> _Requirements_
Show all lines from the data that include the word "ICAO".

> _Task data_
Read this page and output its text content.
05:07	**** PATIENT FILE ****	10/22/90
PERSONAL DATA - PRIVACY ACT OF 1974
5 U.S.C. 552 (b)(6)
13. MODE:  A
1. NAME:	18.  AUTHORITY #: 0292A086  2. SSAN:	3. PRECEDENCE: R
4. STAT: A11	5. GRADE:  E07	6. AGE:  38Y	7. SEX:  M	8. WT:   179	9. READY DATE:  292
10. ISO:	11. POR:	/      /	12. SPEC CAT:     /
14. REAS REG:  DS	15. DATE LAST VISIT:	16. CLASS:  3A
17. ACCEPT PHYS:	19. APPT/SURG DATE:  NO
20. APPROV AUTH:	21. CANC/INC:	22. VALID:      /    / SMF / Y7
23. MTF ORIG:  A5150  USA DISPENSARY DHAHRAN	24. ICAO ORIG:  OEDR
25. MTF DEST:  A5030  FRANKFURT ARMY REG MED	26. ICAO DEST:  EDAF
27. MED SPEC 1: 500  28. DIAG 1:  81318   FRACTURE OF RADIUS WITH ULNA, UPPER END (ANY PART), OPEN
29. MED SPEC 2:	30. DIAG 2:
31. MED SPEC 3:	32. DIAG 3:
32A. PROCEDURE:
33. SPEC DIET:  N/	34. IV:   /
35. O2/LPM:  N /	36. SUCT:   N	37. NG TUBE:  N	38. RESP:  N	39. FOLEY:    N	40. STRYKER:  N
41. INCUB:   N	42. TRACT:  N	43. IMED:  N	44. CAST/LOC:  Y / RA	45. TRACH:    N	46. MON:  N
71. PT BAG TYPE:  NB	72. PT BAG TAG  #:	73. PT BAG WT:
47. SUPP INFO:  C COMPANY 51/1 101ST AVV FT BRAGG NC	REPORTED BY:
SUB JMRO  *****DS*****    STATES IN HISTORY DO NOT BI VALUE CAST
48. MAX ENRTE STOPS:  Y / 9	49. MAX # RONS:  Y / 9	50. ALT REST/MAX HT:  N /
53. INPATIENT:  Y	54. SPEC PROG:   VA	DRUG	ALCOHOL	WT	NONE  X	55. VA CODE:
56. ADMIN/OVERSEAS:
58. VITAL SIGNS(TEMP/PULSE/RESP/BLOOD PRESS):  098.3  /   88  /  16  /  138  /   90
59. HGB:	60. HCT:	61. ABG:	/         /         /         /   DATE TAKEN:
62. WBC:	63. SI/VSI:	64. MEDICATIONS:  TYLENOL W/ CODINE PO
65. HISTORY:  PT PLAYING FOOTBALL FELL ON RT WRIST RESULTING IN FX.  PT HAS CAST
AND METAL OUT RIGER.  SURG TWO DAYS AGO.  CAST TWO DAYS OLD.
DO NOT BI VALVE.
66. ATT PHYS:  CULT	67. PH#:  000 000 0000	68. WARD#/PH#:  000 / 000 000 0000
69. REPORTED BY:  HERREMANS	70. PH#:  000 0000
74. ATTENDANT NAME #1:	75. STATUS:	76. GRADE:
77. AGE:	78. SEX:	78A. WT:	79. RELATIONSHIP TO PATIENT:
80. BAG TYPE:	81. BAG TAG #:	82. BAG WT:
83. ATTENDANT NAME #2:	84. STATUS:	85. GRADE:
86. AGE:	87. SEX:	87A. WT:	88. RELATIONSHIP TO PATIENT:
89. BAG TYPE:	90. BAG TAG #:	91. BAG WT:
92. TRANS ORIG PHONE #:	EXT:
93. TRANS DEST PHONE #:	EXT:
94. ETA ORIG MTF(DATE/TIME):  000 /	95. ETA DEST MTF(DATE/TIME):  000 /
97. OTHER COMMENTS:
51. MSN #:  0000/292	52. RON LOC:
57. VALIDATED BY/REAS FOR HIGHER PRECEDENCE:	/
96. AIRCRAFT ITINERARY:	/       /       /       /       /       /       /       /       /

> _Solved problem_
23. MTF ORIG:  A5150  USA DISPENSARY DHAHRAN	24. ICAO ORIG:  OEDR
25. MTF DEST:  A5030  FRANKFURT ARMY REG MED	26. ICAO DEST:  EDAF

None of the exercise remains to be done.